--- GIVEN TASK ---
Please quote every line word for word.

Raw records
++++++

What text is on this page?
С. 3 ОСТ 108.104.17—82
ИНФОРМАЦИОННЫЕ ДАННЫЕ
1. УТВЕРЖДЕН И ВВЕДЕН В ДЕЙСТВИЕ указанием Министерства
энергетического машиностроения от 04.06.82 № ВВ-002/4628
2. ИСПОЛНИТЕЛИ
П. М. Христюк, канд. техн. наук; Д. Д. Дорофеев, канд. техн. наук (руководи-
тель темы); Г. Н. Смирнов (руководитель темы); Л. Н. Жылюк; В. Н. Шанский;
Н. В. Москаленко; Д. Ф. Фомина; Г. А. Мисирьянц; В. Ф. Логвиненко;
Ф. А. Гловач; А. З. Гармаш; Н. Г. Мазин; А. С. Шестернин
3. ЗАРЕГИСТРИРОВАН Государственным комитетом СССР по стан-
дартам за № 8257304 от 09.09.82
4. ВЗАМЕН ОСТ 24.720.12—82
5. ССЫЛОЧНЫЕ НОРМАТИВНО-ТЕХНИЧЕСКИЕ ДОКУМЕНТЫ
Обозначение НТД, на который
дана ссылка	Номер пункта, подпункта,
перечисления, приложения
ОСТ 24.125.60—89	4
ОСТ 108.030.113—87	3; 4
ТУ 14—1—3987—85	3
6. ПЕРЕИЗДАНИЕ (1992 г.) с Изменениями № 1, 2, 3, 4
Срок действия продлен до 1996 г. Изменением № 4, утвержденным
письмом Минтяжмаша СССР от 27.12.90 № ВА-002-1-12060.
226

++++++

--- WRITTEN SOLUTION ---
What text is on this page?
С. 3 ОСТ 108.104.17—82
ИНФОРМАЦИОННЫЕ ДАННЫЕ
1. УТВЕРЖДЕН И ВВЕДЕН В ДЕЙСТВИЕ указанием Министерства
энергетического машиностроения от 04.06.82 № ВВ-002/4628
2. ИСПОЛНИТЕЛИ
П. М. Христюк, канд. техн. наук; Д. Д. Дорофеев, канд. техн. наук (руководи-
тель темы); Г. Н. Смирнов (руководитель темы); Л. Н. Жылюк; В. Н. Шанский;
Н. В. Москаленко; Д. Ф. Фомина; Г. А. Мисирьянц; В. Ф. Логвиненко;
Ф. А. Гловач; А. З. Гармаш; Н. Г. Мазин; А. С. Шестернин
3. ЗАРЕГИСТРИРОВАН Государственным комитетом СССР по стан-
дартам за № 8257304 от 09.09.82
4. ВЗАМЕН ОСТ 24.720.12—82
5. ССЫЛОЧНЫЕ НОРМАТИВНО-ТЕХНИЧЕСКИЕ ДОКУМЕНТЫ
Обозначение НТД, на который
дана ссылка	Номер пункта, подпункта,
перечисления, приложения
ОСТ 24.125.60—89	4
ОСТ 108.030.113—87	3; 4
ТУ 14—1—3987—85	3
6. ПЕРЕИЗДАНИЕ (1992 г.) с Изменениями № 1, 2, 3, 4
Срок действия продлен до 1996 г. Изменением № 4, утвержденным
письмом Минтяжмаша СССР от 27.12.90 № ВА-002-1-12060.
226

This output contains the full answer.